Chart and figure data
______________________________

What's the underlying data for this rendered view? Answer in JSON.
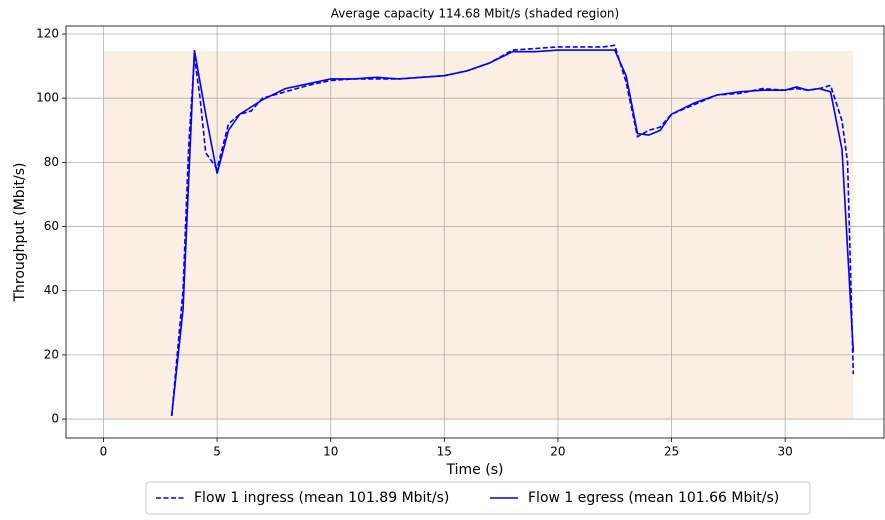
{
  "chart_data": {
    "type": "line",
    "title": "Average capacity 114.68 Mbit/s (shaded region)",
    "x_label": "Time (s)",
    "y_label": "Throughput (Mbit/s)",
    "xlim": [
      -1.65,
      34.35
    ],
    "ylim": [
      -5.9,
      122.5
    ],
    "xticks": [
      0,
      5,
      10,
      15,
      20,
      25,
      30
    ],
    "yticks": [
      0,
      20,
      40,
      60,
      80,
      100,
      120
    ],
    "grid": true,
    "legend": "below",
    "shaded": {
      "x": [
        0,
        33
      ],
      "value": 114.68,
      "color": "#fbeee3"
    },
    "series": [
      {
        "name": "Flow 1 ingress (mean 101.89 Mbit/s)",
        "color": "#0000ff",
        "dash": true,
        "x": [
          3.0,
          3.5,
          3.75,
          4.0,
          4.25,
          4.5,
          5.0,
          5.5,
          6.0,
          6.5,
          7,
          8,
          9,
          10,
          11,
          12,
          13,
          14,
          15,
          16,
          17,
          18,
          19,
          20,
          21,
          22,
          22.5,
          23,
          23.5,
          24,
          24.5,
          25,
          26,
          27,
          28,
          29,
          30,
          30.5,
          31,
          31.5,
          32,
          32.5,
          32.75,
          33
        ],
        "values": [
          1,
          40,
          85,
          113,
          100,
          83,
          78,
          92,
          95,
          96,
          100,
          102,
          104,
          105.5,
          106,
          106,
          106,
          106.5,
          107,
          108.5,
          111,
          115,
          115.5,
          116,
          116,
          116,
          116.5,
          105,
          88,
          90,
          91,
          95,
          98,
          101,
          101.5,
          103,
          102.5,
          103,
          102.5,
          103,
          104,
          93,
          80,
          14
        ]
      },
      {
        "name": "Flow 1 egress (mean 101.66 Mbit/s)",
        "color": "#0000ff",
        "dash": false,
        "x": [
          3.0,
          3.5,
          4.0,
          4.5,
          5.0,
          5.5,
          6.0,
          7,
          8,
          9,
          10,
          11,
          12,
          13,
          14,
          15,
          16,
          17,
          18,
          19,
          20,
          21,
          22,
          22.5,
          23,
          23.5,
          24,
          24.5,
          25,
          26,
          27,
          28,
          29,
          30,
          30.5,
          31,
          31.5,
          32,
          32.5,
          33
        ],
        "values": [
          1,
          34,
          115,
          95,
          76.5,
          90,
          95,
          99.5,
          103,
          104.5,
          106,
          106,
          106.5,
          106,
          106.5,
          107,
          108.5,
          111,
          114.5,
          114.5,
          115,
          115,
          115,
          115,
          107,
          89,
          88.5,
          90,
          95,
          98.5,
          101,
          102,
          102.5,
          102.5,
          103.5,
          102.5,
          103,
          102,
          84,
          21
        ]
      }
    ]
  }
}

______________________________

## TASK DETAILS
The records above are to be restated exactly, without their pictures.

## ANSWER
What's the underlying data for this rendered view? Answer in JSON.
{
  "chart_data": {
    "type": "line",
    "title": "Average capacity 114.68 Mbit/s (shaded region)",
    "x_label": "Time (s)",
    "y_label": "Throughput (Mbit/s)",
    "xlim": [
      -1.65,
      34.35
    ],
    "ylim": [
      -5.9,
      122.5
    ],
    "xticks": [
      0,
      5,
      10,
      15,
      20,
      25,
      30
    ],
    "yticks": [
      0,
      20,
      40,
      60,
      80,
      100,
      120
    ],
    "grid": true,
    "legend": "below",
    "shaded": {
      "x": [
        0,
        33
      ],
      "value": 114.68,
      "color": "#fbeee3"
    },
    "series": [
      {
        "name": "Flow 1 ingress (mean 101.89 Mbit/s)",
        "color": "#0000ff",
        "dash": true,
        "x": [
          3.0,
          3.5,
          3.75,
          4.0,
          4.25,
          4.5,
          5.0,
          5.5,
          6.0,
          6.5,
          7,
          8,
          9,
          10,
          11,
          12,
          13,
          14,
          15,
          16,
          17,
          18,
          19,
          20,
          21,
          22,
          22.5,
          23,
          23.5,
          24,
          24.5,
          25,
          26,
          27,
          28,
          29,
          30,
          30.5,
          31,
          31.5,
          32,
          32.5,
          32.75,
          33
        ],
        "values": [
          1,
          40,
          85,
          113,
          100,
          83,
          78,
          92,
          95,
          96,
          100,
          102,
          104,
          105.5,
          106,
          106,
          106,
          106.5,
          107,
          108.5,
          111,
          115,
          115.5,
          116,
          116,
          116,
          116.5,
          105,
          88,
          90,
          91,
          95,
          98,
          101,
          101.5,
          103,
          102.5,
          103,
          102.5,
          103,
          104,
          93,
          80,
          14
        ]
      },
      {
        "name": "Flow 1 egress (mean 101.66 Mbit/s)",
        "color": "#0000ff",
        "dash": false,
        "x": [
          3.0,
          3.5,
          4.0,
          4.5,
          5.0,
          5.5,
          6.0,
          7,
          8,
          9,
          10,
          11,
          12,
          13,
          14,
          15,
          16,
          17,
          18,
          19,
          20,
          21,
          22,
          22.5,
          23,
          23.5,
          24,
          24.5,
          25,
          26,
          27,
          28,
          29,
          30,
          30.5,
          31,
          31.5,
          32,
          32.5,
          33
        ],
        "values": [
          1,
          34,
          115,
          95,
          76.5,
          90,
          95,
          99.5,
          103,
          104.5,
          106,
          106,
          106.5,
          106,
          106.5,
          107,
          108.5,
          111,
          114.5,
          114.5,
          115,
          115,
          115,
          115,
          107,
          89,
          88.5,
          90,
          95,
          98.5,
          101,
          102,
          102.5,
          102.5,
          103.5,
          102.5,
          103,
          102,
          84,
          21
        ]
      }
    ]
  }
}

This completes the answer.